___ THE DATA ___

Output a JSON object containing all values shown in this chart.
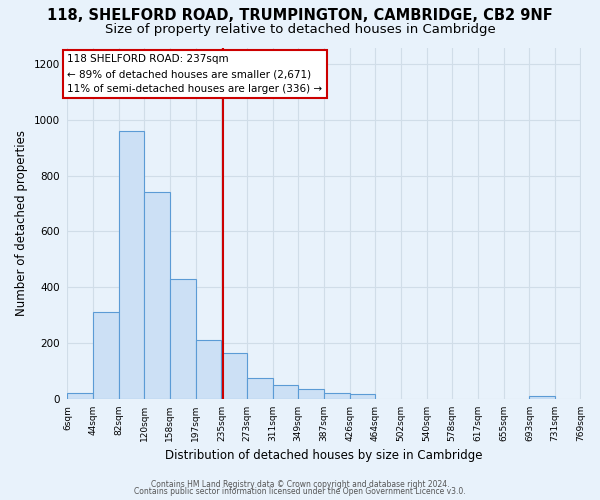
{
  "title1": "118, SHELFORD ROAD, TRUMPINGTON, CAMBRIDGE, CB2 9NF",
  "title2": "Size of property relative to detached houses in Cambridge",
  "xlabel": "Distribution of detached houses by size in Cambridge",
  "ylabel": "Number of detached properties",
  "bin_edges": [
    6,
    44,
    82,
    120,
    158,
    197,
    235,
    273,
    311,
    349,
    387,
    426,
    464,
    502,
    540,
    578,
    617,
    655,
    693,
    731,
    769
  ],
  "bar_heights": [
    20,
    310,
    960,
    740,
    430,
    210,
    165,
    75,
    48,
    35,
    20,
    15,
    0,
    0,
    0,
    0,
    0,
    0,
    10,
    0
  ],
  "bar_color": "#cce0f5",
  "bar_edge_color": "#5b9bd5",
  "vline_x": 237,
  "vline_color": "#cc0000",
  "annotation_title": "118 SHELFORD ROAD: 237sqm",
  "annotation_line1": "← 89% of detached houses are smaller (2,671)",
  "annotation_line2": "11% of semi-detached houses are larger (336) →",
  "annotation_box_fill": "#ffffff",
  "annotation_box_edge": "#cc0000",
  "ylim": [
    0,
    1260
  ],
  "yticks": [
    0,
    200,
    400,
    600,
    800,
    1000,
    1200
  ],
  "footnote1": "Contains HM Land Registry data © Crown copyright and database right 2024.",
  "footnote2": "Contains public sector information licensed under the Open Government Licence v3.0.",
  "bg_color": "#e8f2fb",
  "grid_color": "#d0dde8",
  "title1_fontsize": 10.5,
  "title2_fontsize": 9.5,
  "axis_label_fontsize": 8.5,
  "tick_fontsize": 7.5,
  "footnote_fontsize": 5.5
}
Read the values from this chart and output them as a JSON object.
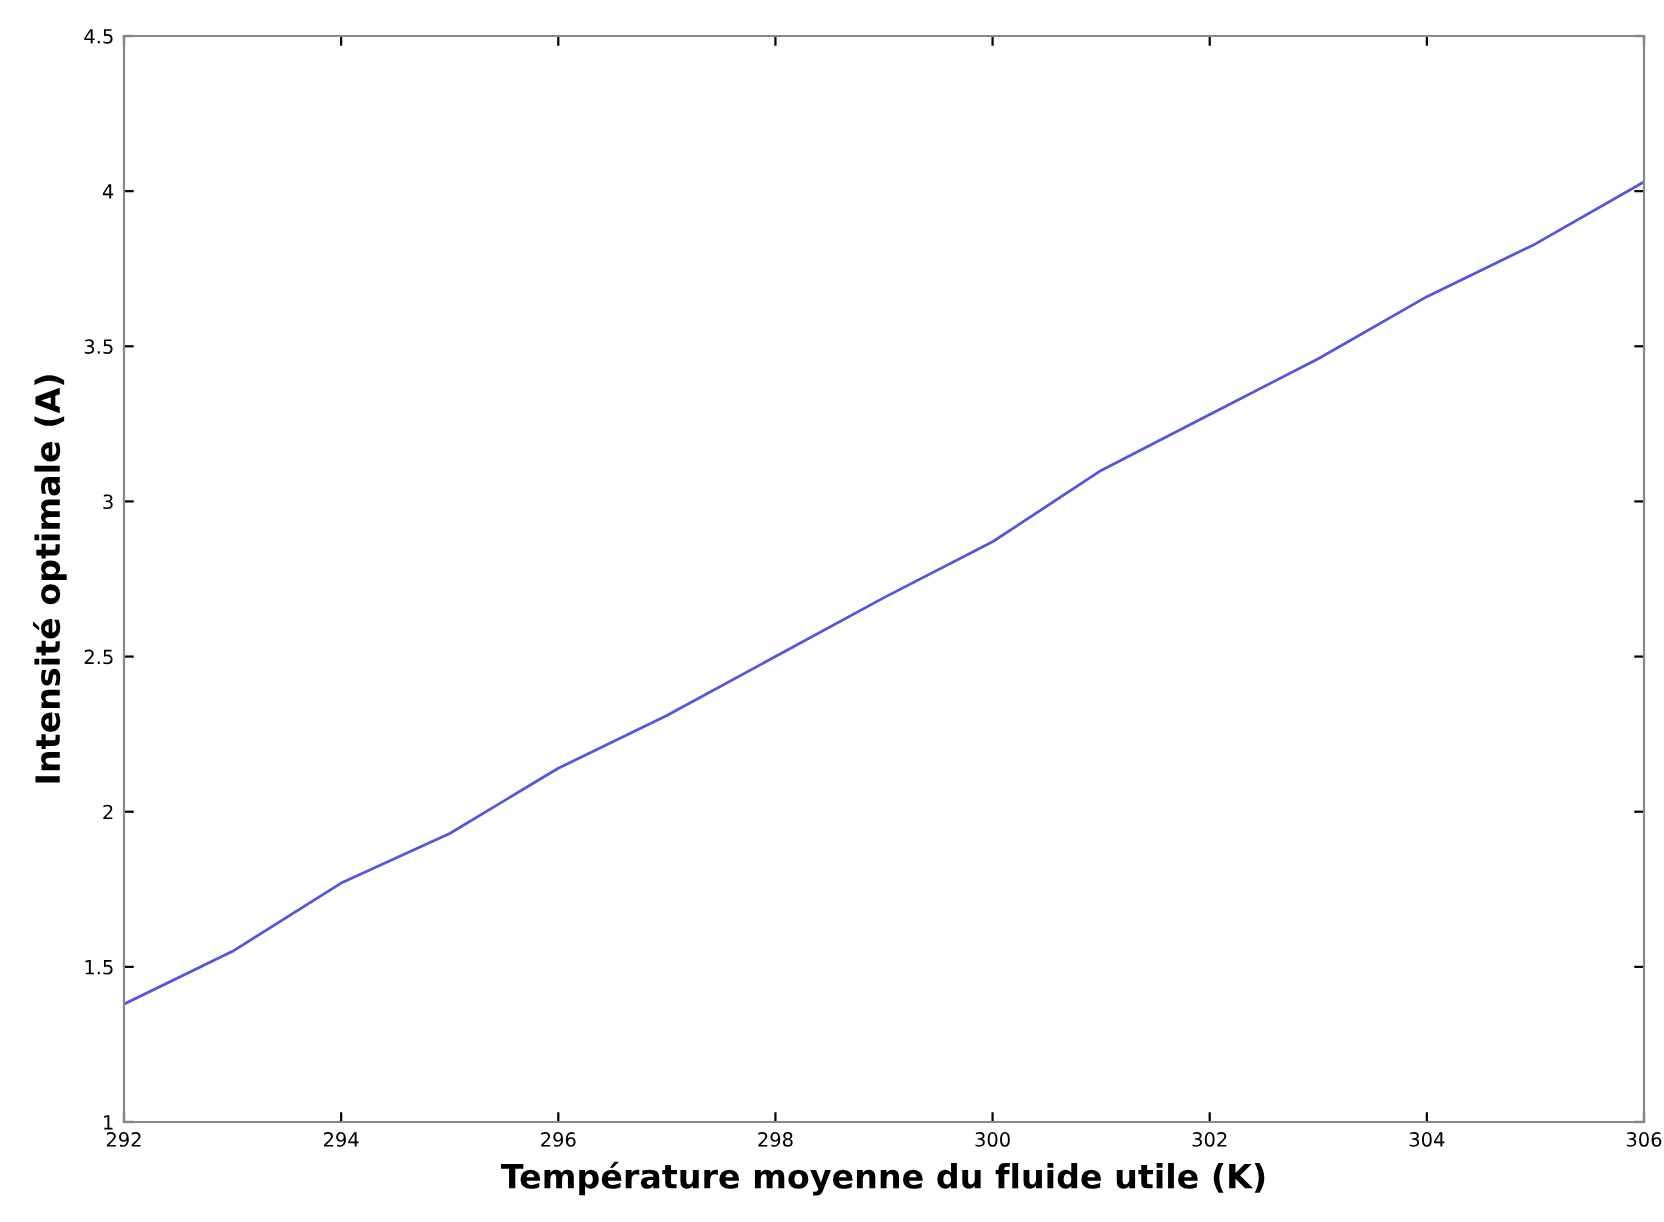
{
  "chart_data": {
    "type": "line",
    "xlabel": "Température moyenne du fluide utile (K)",
    "ylabel": "Intensité optimale (A)",
    "x": [
      292,
      293,
      294,
      295,
      296,
      297,
      298,
      299,
      300,
      301,
      302,
      303,
      304,
      305,
      306
    ],
    "series": [
      {
        "color": "#5555dd",
        "values": [
          1.38,
          1.55,
          1.77,
          1.93,
          2.14,
          2.31,
          2.5,
          2.69,
          2.87,
          3.1,
          3.28,
          3.46,
          3.66,
          3.83,
          4.03
        ]
      }
    ],
    "xlim": [
      292,
      306
    ],
    "ylim": [
      1,
      4.5
    ],
    "xticks": [
      292,
      294,
      296,
      298,
      300,
      302,
      304,
      306
    ],
    "yticks": [
      1,
      1.5,
      2,
      2.5,
      3,
      3.5,
      4,
      4.5
    ],
    "grid": false
  }
}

___

Check each line of the entries above for the word "Contains". List the ones that have it.

REPLY:
  "footnote1": "Contains HM Land Registry data © Crown copyright and database right 2024.",
  "footnote2": "Contains public sector information licensed under the Open Government Licence v3.0.",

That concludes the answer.